(Entries of transcribed document text)

----

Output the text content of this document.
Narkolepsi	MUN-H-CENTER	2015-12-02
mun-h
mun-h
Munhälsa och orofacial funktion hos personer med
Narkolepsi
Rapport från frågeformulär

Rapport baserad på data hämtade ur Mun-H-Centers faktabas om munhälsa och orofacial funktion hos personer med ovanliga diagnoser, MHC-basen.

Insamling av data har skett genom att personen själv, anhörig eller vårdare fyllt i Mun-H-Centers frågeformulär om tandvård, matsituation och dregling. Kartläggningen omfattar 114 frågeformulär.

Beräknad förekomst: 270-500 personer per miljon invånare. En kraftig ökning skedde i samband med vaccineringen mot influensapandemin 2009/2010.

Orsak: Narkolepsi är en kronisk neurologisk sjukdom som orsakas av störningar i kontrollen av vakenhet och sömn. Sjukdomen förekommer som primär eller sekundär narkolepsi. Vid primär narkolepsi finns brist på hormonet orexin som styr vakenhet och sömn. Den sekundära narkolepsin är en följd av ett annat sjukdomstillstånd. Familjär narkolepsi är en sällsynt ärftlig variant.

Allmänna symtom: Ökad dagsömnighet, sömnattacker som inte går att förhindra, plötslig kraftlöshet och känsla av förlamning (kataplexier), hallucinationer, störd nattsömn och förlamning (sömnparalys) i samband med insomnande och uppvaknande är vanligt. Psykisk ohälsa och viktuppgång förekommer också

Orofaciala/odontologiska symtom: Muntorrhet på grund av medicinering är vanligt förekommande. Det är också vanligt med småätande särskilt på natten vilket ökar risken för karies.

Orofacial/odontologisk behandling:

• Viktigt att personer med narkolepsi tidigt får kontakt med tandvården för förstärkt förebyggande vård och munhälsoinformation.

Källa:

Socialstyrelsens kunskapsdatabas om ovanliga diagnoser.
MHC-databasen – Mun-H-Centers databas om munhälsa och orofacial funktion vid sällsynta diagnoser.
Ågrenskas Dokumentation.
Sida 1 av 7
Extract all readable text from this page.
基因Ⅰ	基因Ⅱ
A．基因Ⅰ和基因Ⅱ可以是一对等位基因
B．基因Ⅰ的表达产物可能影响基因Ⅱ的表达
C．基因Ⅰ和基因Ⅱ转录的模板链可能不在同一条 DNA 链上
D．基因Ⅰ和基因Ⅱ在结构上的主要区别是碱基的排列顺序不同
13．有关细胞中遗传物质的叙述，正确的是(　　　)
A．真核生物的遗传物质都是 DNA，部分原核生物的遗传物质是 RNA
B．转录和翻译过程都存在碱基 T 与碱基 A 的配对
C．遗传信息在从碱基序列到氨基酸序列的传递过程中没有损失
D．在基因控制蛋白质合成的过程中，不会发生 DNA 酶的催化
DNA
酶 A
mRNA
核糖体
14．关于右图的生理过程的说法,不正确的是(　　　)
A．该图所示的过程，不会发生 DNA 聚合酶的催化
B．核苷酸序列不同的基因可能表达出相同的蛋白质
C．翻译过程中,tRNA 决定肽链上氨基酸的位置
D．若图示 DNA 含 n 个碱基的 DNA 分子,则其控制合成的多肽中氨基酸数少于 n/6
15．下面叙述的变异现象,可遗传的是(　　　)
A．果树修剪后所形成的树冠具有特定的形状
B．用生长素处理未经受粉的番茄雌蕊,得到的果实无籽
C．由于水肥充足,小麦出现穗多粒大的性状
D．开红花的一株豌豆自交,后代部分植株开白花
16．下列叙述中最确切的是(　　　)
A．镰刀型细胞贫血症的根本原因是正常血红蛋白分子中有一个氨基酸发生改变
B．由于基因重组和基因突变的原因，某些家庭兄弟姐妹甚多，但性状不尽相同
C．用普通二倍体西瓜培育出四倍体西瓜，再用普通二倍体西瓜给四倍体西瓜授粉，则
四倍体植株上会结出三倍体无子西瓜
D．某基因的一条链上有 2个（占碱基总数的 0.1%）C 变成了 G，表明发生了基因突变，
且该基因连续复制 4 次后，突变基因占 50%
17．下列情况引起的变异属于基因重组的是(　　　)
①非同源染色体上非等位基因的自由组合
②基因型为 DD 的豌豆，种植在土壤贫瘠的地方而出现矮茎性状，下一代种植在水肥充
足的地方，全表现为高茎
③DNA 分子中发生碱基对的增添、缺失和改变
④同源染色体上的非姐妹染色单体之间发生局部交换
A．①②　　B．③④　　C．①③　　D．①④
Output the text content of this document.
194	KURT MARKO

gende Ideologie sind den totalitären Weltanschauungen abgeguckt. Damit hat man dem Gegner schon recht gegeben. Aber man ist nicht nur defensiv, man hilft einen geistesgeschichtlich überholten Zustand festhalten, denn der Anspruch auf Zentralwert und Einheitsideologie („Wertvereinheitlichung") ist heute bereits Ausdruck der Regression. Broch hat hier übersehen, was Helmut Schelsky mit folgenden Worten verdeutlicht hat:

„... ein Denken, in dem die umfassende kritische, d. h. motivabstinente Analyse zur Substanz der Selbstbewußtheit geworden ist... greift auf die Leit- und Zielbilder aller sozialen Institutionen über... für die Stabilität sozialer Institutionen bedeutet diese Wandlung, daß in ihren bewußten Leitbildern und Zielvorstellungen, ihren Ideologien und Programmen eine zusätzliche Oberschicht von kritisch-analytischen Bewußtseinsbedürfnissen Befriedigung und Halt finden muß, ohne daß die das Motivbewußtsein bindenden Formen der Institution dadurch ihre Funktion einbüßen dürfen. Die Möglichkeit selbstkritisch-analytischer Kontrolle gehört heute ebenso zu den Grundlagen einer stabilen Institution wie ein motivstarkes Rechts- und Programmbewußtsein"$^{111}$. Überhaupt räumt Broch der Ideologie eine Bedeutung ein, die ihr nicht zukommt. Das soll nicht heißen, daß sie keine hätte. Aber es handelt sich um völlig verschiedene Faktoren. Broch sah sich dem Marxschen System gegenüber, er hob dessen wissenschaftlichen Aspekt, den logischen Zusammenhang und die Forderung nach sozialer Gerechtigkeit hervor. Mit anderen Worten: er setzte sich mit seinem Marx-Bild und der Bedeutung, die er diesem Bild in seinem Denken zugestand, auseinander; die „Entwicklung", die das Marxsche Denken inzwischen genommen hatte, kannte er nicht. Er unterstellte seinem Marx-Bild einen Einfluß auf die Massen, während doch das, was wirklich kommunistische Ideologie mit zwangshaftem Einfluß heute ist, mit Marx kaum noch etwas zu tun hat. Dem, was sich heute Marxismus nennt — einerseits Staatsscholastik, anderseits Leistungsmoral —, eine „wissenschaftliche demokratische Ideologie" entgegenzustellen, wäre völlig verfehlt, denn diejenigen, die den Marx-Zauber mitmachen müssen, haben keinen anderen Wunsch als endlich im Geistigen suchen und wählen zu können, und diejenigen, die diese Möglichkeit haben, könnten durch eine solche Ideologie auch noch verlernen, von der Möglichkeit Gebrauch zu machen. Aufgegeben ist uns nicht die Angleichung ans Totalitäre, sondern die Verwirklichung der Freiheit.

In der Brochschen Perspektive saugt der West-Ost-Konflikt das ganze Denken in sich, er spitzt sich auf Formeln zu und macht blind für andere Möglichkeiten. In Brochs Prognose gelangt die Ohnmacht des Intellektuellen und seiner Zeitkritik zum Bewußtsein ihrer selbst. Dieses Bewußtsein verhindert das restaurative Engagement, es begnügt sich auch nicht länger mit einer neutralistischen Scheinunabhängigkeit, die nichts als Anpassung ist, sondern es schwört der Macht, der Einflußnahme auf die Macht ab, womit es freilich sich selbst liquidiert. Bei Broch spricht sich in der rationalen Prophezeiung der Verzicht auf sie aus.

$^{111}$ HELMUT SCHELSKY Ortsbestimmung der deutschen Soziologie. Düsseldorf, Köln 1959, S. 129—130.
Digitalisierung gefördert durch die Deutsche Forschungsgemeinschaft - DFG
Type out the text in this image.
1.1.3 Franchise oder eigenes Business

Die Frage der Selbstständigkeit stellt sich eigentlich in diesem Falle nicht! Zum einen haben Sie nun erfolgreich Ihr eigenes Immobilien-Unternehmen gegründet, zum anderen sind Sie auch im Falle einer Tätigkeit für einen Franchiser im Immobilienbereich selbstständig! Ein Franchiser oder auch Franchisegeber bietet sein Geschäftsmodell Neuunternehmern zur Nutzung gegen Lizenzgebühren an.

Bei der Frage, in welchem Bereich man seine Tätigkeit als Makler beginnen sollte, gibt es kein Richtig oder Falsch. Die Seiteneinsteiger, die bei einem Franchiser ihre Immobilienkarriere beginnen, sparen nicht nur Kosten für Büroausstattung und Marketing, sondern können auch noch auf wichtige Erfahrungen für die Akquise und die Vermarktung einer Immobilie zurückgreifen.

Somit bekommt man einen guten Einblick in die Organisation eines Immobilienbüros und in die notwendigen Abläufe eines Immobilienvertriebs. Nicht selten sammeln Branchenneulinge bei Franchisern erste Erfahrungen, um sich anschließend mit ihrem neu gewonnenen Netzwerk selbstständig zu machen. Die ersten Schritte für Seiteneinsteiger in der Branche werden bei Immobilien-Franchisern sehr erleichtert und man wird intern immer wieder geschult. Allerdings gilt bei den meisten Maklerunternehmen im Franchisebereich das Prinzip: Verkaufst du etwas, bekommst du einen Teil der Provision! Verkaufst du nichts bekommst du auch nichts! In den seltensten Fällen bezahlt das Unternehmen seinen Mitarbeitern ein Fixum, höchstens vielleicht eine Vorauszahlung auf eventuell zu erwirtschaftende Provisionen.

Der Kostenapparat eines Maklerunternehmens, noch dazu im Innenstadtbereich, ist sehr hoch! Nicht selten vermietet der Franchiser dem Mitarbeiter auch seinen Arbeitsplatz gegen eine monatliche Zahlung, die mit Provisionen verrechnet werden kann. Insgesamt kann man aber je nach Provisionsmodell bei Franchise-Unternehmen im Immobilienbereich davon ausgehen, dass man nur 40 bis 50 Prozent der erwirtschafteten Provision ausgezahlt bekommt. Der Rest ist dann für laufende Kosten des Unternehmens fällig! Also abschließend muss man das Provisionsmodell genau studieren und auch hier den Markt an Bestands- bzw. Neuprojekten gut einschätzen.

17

----

= Your goal =
Would you copy all lines in the records where the string "förekommer" appears?

= Solution for this task =
Orsak: Narkolepsi är en kronisk neurologisk sjukdom som orsakas av störningar i kontrollen av vakenhet och sömn. Sjukdomen förekommer som primär eller sekundär narkolepsi. Vid primär narkolepsi finns brist på hormonet orexin som styr vakenhet och sömn. Den sekundära narkolepsin är en följd av ett annat sjukdomstillstånd. Familjär narkolepsi är en sällsynt ärftlig variant.
Allmänna symtom: Ökad dagsömnighet, sömnattacker som inte går att förhindra, plötslig kraftlöshet och känsla av förlamning (kataplexier), hallucinationer, störd nattsömn och förlamning (sömnparalys) i samband med insomnande och uppvaknande är vanligt. Psykisk ohälsa och viktuppgång förekommer också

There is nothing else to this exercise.